▶ _TASK TO COMPLETE_
Tally the lines containing the word "Louis", and report the tally alone.

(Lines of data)
********

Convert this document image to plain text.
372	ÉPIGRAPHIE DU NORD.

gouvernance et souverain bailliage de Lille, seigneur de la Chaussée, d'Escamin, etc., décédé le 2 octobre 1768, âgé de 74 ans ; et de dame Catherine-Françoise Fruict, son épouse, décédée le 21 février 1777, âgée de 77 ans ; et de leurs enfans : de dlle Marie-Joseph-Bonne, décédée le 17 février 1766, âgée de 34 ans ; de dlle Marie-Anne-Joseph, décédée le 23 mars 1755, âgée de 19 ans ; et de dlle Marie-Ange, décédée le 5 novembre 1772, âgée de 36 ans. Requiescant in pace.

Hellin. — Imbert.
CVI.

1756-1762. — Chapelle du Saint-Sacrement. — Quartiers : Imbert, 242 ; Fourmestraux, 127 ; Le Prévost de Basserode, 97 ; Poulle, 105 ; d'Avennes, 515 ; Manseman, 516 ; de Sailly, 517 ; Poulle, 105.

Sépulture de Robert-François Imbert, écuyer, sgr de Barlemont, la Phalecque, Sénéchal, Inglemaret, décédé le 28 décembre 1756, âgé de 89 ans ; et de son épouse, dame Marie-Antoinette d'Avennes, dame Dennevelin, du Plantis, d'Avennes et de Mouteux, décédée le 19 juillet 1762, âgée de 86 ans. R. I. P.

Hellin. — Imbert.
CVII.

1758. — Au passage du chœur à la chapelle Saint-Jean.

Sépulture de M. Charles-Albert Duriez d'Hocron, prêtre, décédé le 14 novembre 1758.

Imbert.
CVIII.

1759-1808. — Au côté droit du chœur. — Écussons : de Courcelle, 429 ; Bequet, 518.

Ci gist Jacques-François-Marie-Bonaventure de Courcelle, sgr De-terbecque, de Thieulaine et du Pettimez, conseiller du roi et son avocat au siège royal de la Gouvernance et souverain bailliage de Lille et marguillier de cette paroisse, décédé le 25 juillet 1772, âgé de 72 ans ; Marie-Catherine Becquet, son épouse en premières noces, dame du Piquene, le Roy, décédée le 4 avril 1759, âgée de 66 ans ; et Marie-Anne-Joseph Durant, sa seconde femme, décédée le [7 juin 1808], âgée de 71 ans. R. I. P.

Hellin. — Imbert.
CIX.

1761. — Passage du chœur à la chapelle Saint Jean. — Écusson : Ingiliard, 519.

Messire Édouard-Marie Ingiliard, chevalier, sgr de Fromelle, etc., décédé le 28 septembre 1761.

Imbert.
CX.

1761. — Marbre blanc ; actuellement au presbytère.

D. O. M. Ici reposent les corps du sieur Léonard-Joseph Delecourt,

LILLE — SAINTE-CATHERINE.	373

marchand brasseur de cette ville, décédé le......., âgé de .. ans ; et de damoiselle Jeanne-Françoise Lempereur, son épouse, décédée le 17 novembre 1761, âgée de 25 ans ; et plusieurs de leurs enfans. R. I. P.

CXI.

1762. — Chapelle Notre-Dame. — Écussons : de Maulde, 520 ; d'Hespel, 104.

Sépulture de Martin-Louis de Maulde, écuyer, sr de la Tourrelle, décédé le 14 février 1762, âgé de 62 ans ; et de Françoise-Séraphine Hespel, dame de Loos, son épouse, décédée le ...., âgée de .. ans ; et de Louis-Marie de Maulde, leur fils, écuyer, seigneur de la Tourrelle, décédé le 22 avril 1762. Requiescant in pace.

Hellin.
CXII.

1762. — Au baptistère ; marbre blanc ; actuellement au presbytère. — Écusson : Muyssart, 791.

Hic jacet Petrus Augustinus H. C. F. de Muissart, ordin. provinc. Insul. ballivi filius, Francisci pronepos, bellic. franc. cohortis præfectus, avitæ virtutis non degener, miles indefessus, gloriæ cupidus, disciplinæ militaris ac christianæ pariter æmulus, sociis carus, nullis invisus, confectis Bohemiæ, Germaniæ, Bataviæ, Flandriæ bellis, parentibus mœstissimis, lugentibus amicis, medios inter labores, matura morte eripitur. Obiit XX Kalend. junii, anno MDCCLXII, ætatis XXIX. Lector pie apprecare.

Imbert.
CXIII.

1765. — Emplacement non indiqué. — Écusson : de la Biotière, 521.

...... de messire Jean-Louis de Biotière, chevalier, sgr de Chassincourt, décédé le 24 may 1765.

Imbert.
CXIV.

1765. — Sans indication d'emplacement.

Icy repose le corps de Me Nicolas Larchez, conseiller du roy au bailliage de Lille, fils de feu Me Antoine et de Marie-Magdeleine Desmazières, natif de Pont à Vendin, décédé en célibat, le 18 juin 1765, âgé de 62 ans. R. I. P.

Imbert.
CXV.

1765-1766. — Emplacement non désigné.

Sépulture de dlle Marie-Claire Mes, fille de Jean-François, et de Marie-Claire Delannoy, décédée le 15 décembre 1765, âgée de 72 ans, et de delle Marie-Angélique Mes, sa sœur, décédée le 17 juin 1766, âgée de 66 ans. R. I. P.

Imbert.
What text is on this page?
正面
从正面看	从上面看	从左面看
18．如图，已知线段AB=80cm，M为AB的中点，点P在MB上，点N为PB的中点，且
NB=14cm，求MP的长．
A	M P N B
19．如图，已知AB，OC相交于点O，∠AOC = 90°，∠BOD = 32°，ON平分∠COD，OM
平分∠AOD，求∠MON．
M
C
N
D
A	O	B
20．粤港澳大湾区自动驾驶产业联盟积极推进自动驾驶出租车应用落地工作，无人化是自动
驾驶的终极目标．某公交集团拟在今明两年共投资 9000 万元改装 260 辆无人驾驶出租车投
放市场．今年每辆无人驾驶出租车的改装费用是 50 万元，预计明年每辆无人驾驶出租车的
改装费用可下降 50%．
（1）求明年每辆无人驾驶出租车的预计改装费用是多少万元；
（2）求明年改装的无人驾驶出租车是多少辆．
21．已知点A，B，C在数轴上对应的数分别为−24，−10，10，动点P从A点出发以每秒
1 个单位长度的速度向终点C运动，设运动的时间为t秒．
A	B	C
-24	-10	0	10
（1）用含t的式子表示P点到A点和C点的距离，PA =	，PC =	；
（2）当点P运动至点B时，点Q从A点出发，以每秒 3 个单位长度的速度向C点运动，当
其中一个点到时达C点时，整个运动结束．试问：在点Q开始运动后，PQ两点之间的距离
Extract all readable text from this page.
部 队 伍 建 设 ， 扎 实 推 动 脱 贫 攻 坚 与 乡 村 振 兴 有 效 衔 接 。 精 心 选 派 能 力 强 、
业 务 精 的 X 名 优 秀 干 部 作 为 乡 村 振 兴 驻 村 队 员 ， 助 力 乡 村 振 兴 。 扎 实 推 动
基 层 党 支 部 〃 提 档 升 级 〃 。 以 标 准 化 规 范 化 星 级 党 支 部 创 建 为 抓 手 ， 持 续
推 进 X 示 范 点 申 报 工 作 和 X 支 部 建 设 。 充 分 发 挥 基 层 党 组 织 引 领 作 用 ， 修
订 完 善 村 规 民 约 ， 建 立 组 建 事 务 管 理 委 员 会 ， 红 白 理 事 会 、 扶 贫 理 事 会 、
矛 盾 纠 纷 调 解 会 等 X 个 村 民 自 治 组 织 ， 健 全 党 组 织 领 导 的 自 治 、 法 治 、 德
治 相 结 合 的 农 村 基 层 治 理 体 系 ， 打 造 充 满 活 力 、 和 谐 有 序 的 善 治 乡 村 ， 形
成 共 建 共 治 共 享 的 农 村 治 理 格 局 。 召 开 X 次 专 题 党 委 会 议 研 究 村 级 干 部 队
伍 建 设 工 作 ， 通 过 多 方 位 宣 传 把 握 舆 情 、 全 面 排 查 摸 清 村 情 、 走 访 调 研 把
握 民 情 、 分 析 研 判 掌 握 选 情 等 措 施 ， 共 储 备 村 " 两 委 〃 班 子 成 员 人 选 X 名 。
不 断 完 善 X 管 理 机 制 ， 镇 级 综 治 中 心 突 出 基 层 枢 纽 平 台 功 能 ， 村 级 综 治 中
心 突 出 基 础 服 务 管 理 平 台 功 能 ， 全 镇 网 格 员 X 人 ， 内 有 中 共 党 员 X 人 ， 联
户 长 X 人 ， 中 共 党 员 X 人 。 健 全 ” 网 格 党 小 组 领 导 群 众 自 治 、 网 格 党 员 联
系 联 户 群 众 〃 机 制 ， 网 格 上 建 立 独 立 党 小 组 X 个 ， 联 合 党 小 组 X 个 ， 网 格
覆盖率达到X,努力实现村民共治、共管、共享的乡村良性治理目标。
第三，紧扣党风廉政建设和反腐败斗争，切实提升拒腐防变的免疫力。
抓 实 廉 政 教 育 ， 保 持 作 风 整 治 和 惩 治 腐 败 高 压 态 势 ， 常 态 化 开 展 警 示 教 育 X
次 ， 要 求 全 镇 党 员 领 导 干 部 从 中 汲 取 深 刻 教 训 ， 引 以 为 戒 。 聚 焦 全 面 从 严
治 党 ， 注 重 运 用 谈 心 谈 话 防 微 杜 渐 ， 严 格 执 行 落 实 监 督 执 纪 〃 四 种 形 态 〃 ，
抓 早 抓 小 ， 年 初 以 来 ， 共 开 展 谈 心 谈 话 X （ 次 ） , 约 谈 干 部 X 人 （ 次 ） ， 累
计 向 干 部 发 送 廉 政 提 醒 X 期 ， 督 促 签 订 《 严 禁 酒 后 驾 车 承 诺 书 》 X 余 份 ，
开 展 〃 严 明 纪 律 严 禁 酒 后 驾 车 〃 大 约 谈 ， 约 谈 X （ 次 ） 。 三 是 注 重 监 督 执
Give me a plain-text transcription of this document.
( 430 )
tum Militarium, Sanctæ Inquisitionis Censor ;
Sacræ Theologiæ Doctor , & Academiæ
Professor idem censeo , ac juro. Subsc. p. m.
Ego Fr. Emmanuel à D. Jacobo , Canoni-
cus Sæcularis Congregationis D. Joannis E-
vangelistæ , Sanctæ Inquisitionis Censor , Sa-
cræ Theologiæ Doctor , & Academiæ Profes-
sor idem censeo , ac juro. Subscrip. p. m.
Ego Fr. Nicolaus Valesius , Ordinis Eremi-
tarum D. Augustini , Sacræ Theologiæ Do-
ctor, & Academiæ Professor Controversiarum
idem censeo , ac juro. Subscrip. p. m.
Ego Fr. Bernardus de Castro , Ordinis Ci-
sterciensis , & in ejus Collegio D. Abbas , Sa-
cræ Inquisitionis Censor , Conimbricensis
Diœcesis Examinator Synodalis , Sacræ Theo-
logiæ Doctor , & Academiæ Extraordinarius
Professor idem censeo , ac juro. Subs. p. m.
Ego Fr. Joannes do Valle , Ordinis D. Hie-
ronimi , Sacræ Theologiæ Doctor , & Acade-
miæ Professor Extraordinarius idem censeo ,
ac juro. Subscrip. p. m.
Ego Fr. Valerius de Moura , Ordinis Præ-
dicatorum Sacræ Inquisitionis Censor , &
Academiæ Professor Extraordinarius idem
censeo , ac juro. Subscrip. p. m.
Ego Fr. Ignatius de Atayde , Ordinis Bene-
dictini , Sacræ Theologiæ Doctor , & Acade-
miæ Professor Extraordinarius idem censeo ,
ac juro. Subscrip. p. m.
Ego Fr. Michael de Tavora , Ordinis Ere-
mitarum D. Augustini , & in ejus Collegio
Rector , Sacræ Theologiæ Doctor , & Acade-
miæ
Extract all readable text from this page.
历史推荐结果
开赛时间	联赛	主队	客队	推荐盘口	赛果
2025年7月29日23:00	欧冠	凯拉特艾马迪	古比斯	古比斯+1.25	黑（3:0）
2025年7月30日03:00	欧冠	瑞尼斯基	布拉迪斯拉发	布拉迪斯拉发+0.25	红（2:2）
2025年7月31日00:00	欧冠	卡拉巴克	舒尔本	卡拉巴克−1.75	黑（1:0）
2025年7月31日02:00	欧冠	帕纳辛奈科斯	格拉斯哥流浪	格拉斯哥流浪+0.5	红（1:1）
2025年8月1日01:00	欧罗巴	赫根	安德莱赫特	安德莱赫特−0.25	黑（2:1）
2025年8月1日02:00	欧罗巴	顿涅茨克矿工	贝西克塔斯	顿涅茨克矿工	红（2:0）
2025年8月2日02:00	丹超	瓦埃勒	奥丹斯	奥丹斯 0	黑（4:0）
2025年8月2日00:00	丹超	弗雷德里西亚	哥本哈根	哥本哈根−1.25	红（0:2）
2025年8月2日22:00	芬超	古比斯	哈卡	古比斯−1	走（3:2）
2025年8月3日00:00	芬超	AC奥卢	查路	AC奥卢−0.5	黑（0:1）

********

▶ _WRITTEN SOLUTION_
2